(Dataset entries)
══════════════════════════════

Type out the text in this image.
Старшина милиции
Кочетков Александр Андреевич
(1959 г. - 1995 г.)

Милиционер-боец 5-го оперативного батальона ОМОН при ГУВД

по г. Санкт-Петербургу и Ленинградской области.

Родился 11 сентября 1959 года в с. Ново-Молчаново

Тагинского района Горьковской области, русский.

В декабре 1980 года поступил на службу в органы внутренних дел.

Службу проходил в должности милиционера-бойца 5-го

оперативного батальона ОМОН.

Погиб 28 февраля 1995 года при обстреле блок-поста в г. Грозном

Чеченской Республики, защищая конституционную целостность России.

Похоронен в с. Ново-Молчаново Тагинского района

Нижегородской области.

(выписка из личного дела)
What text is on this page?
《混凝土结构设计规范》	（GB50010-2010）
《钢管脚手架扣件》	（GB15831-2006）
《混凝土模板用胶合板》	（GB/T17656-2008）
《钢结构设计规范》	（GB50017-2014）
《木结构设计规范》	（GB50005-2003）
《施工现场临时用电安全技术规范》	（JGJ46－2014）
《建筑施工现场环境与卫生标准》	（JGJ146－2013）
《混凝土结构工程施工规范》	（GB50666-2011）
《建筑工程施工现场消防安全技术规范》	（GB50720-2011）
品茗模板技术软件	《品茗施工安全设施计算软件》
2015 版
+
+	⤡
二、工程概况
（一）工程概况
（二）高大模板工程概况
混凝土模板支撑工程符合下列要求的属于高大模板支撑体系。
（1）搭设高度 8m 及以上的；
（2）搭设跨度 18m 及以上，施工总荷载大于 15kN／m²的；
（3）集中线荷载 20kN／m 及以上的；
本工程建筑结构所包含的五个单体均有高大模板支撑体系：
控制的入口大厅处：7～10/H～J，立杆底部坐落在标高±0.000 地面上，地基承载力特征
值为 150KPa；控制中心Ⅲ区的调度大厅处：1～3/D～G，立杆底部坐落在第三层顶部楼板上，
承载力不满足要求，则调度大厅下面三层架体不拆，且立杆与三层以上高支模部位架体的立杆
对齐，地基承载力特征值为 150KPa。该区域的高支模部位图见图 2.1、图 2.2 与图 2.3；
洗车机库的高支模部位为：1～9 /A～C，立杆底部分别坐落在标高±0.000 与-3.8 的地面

══════════════════════════════

**Exercise description**
Copy each entry exactly, with nothing added or dropped.

**Task output**
Type out the text in this image.
Старшина милиции
Кочетков Александр Андреевич
(1959 г. - 1995 г.)

Милиционер-боец 5-го оперативного батальона ОМОН при ГУВД

по г. Санкт-Петербургу и Ленинградской области.

Родился 11 сентября 1959 года в с. Ново-Молчаново

Тагинского района Горьковской области, русский.

В декабре 1980 года поступил на службу в органы внутренних дел.

Службу проходил в должности милиционера-бойца 5-го

оперативного батальона ОМОН.

Погиб 28 февраля 1995 года при обстреле блок-поста в г. Грозном

Чеченской Республики, защищая конституционную целостность России.

Похоронен в с. Ново-Молчаново Тагинского района

Нижегородской области.

(выписка из личного дела)
What text is on this page?
《混凝土结构设计规范》	（GB50010-2010）
《钢管脚手架扣件》	（GB15831-2006）
《混凝土模板用胶合板》	（GB/T17656-2008）
《钢结构设计规范》	（GB50017-2014）
《木结构设计规范》	（GB50005-2003）
《施工现场临时用电安全技术规范》	（JGJ46－2014）
《建筑施工现场环境与卫生标准》	（JGJ146－2013）
《混凝土结构工程施工规范》	（GB50666-2011）
《建筑工程施工现场消防安全技术规范》	（GB50720-2011）
品茗模板技术软件	《品茗施工安全设施计算软件》
2015 版
+
+	⤡
二、工程概况
（一）工程概况
（二）高大模板工程概况
混凝土模板支撑工程符合下列要求的属于高大模板支撑体系。
（1）搭设高度 8m 及以上的；
（2）搭设跨度 18m 及以上，施工总荷载大于 15kN／m²的；
（3）集中线荷载 20kN／m 及以上的；
本工程建筑结构所包含的五个单体均有高大模板支撑体系：
控制的入口大厅处：7～10/H～J，立杆底部坐落在标高±0.000 地面上，地基承载力特征
值为 150KPa；控制中心Ⅲ区的调度大厅处：1～3/D～G，立杆底部坐落在第三层顶部楼板上，
承载力不满足要求，则调度大厅下面三层架体不拆，且立杆与三层以上高支模部位架体的立杆
对齐，地基承载力特征值为 150KPa。该区域的高支模部位图见图 2.1、图 2.2 与图 2.3；
洗车机库的高支模部位为：1～9 /A～C，立杆底部分别坐落在标高±0.000 与-3.8 的地面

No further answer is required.